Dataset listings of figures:
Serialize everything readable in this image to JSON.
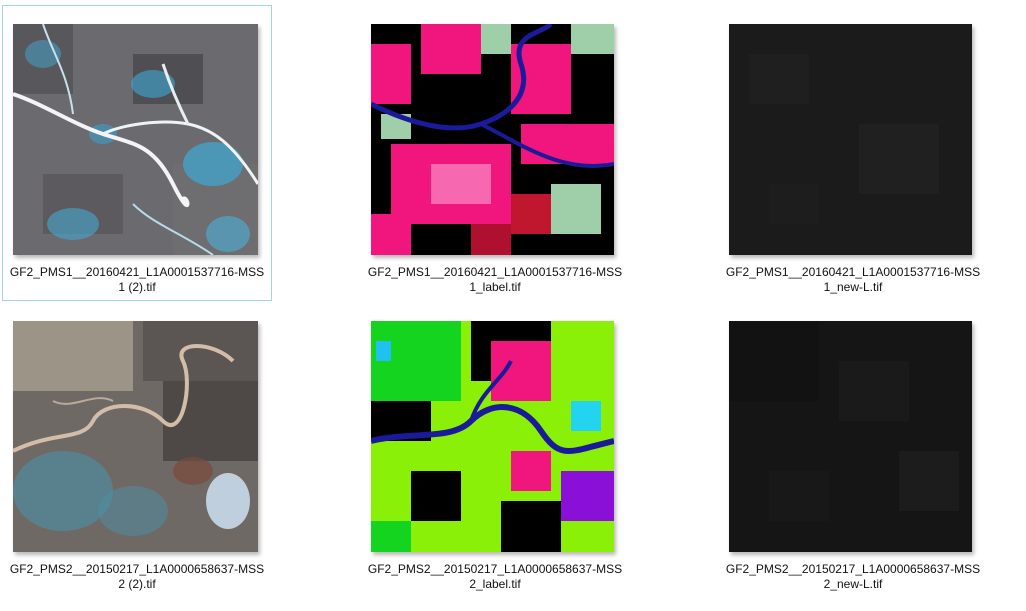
{
  "files": [
    {
      "name_line1": "GF2_PMS1__20160421_L1A0001537716-MSS",
      "name_line2": "1 (2).tif",
      "thumbnail": "satellite-image-river-town",
      "selected": true
    },
    {
      "name_line1": "GF2_PMS1__20160421_L1A0001537716-MSS",
      "name_line2": "1_label.tif",
      "thumbnail": "label-map-magenta"
    },
    {
      "name_line1": "GF2_PMS1__20160421_L1A0001537716-MSS",
      "name_line2": "1_new-L.tif",
      "thumbnail": "dark-image"
    },
    {
      "name_line1": "GF2_PMS2__20150217_L1A0000658637-MSS",
      "name_line2": "2 (2).tif",
      "thumbnail": "satellite-image-meandering-river"
    },
    {
      "name_line1": "GF2_PMS2__20150217_L1A0000658637-MSS",
      "name_line2": "2_label.tif",
      "thumbnail": "label-map-green"
    },
    {
      "name_line1": "GF2_PMS2__20150217_L1A0000658637-MSS",
      "name_line2": "2_new-L.tif",
      "thumbnail": "dark-image"
    }
  ],
  "colors": {
    "selection_border": "#9fd6ea",
    "label_magenta": "#f0167e",
    "label_green": "#8af007",
    "river_blue": "#1a1a9a",
    "dark_thumb": "#1b1b1b"
  }
}
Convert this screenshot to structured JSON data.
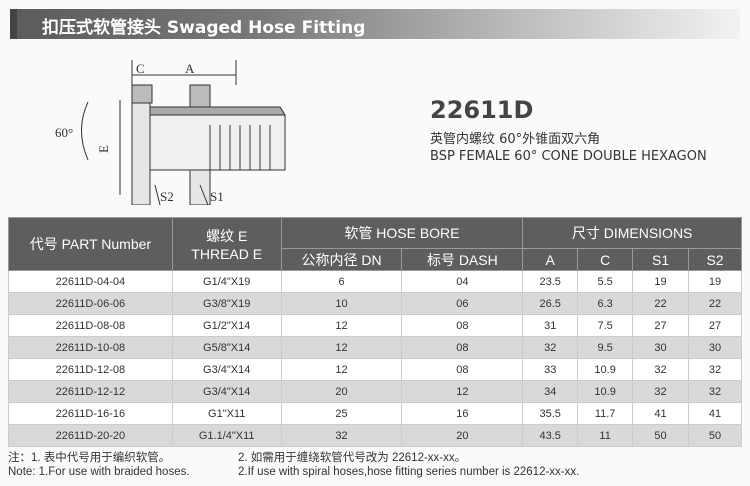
{
  "header": {
    "title": "扣压式软管接头  Swaged Hose Fitting"
  },
  "product": {
    "model": "22611D",
    "desc_cn": "英管内螺纹 60°外锥面双六角",
    "desc_en": "BSP FEMALE 60° CONE DOUBLE HEXAGON"
  },
  "drawing": {
    "labels": {
      "c": "C",
      "a": "A",
      "e": "E",
      "angle": "60°",
      "s1": "S1",
      "s2": "S2"
    }
  },
  "table": {
    "headers": {
      "part": "代号 PART Number",
      "thread_cn": "螺纹 E",
      "thread_en": "THREAD E",
      "hose_bore": "软管 HOSE BORE",
      "dimensions": "尺寸 DIMENSIONS",
      "dn": "公称内径 DN",
      "dash": "标号 DASH",
      "a": "A",
      "c": "C",
      "s1": "S1",
      "s2": "S2"
    },
    "rows": [
      [
        "22611D-04-04",
        "G1/4\"X19",
        "6",
        "04",
        "23.5",
        "5.5",
        "19",
        "19"
      ],
      [
        "22611D-06-06",
        "G3/8\"X19",
        "10",
        "06",
        "26.5",
        "6.3",
        "22",
        "22"
      ],
      [
        "22611D-08-08",
        "G1/2\"X14",
        "12",
        "08",
        "31",
        "7.5",
        "27",
        "27"
      ],
      [
        "22611D-10-08",
        "G5/8\"X14",
        "12",
        "08",
        "32",
        "9.5",
        "30",
        "30"
      ],
      [
        "22611D-12-08",
        "G3/4\"X14",
        "12",
        "08",
        "33",
        "10.9",
        "32",
        "32"
      ],
      [
        "22611D-12-12",
        "G3/4\"X14",
        "20",
        "12",
        "34",
        "10.9",
        "32",
        "32"
      ],
      [
        "22611D-16-16",
        "G1\"X11",
        "25",
        "16",
        "35.5",
        "11.7",
        "41",
        "41"
      ],
      [
        "22611D-20-20",
        "G1.1/4\"X11",
        "32",
        "20",
        "43.5",
        "11",
        "50",
        "50"
      ]
    ]
  },
  "notes": {
    "cn1": "注：1. 表中代号用于编织软管。",
    "cn2": "2. 如需用于缠绕软管代号改为 22612-xx-xx。",
    "en1": "Note: 1.For use with braided hoses.",
    "en2": "2.If use with spiral hoses,hose fitting series number is 22612-xx-xx."
  }
}
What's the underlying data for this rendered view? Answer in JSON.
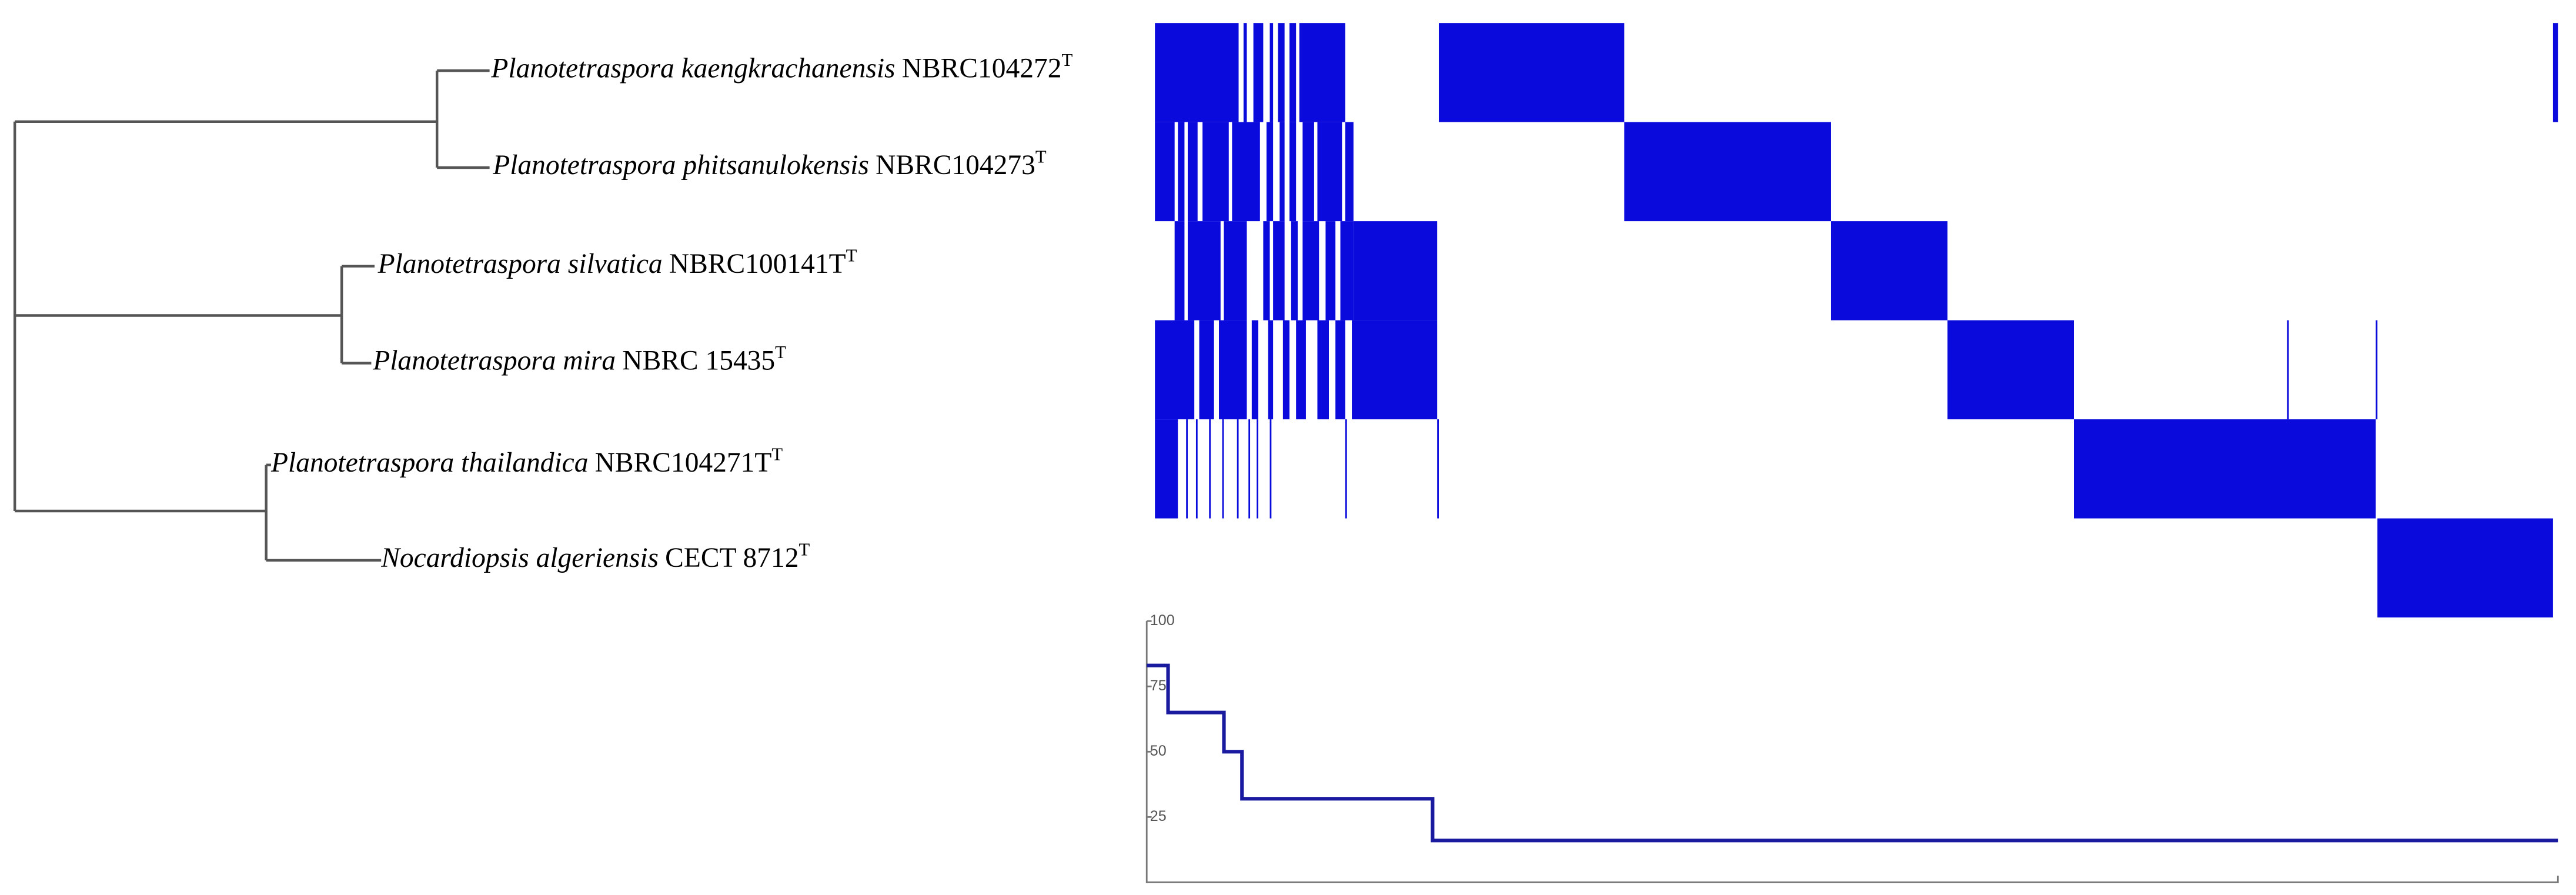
{
  "tree": {
    "leaves": [
      {
        "species": "Planotetraspora kaengkrachanensis",
        "strain": "NBRC104272",
        "superscript": "T"
      },
      {
        "species": "Planotetraspora phitsanulokensis",
        "strain": "NBRC104273",
        "superscript": "T"
      },
      {
        "species": "Planotetraspora silvatica",
        "strain": "NBRC100141T",
        "superscript": "T"
      },
      {
        "species": "Planotetraspora mira",
        "strain": "NBRC 15435",
        "superscript": "T"
      },
      {
        "species": "Planotetraspora thailandica",
        "strain": "NBRC104271T",
        "superscript": "T"
      },
      {
        "species": "Nocardiopsis algeriensis",
        "strain": "CECT 8712",
        "superscript": "T"
      }
    ]
  },
  "chart_data": [
    {
      "type": "heatmap",
      "color": "#0a0adc",
      "xlim": [
        0,
        855
      ],
      "segments": [
        [
          [
            0,
            51
          ],
          [
            54,
            56
          ],
          [
            60,
            66
          ],
          [
            70,
            72
          ],
          [
            75,
            79
          ],
          [
            82,
            86
          ],
          [
            88,
            116
          ],
          [
            173,
            286
          ],
          [
            852,
            855
          ]
        ],
        [
          [
            0,
            12
          ],
          [
            14,
            18
          ],
          [
            20,
            26
          ],
          [
            29,
            45
          ],
          [
            47,
            64
          ],
          [
            68,
            72
          ],
          [
            76,
            79
          ],
          [
            82,
            86
          ],
          [
            90,
            97
          ],
          [
            99,
            114
          ],
          [
            116,
            121
          ],
          [
            286,
            412
          ]
        ],
        [
          [
            12,
            18
          ],
          [
            20,
            40
          ],
          [
            42,
            56
          ],
          [
            66,
            70
          ],
          [
            72,
            79
          ],
          [
            83,
            87
          ],
          [
            90,
            100
          ],
          [
            104,
            110
          ],
          [
            113,
            121
          ],
          [
            121,
            172
          ],
          [
            412,
            483
          ]
        ],
        [
          [
            0,
            24
          ],
          [
            27,
            36
          ],
          [
            39,
            56
          ],
          [
            59,
            63
          ],
          [
            69,
            72
          ],
          [
            78,
            82
          ],
          [
            86,
            92
          ],
          [
            99,
            106
          ],
          [
            110,
            116
          ],
          [
            120,
            172
          ],
          [
            483,
            560
          ],
          [
            690,
            691
          ],
          [
            744,
            745
          ]
        ],
        [
          [
            0,
            14
          ],
          [
            19,
            20
          ],
          [
            25,
            26
          ],
          [
            33,
            34
          ],
          [
            41,
            42
          ],
          [
            50,
            51
          ],
          [
            57,
            58
          ],
          [
            62,
            63
          ],
          [
            70,
            71
          ],
          [
            116,
            117
          ],
          [
            172,
            173
          ],
          [
            560,
            744
          ]
        ],
        [
          [
            745,
            852
          ]
        ]
      ]
    },
    {
      "type": "line",
      "color": "#1a1aa0",
      "xlim": [
        0,
        859
      ],
      "ylim": [
        0,
        100
      ],
      "yticks": [
        25,
        50,
        75,
        100
      ],
      "x": [
        0,
        13,
        13,
        47,
        47,
        58,
        58,
        174,
        174,
        859
      ],
      "values": [
        83,
        83,
        65,
        65,
        50,
        50,
        32,
        32,
        16,
        16
      ]
    }
  ]
}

:: To be done ::
Pick out every line above that contains the word "species" and copy it.

:: Output below ::
        "species": "Planotetraspora kaengkrachanensis",
        "species": "Planotetraspora phitsanulokensis",
        "species": "Planotetraspora silvatica",
        "species": "Planotetraspora mira",
        "species": "Planotetraspora thailandica",
        "species": "Nocardiopsis algeriensis",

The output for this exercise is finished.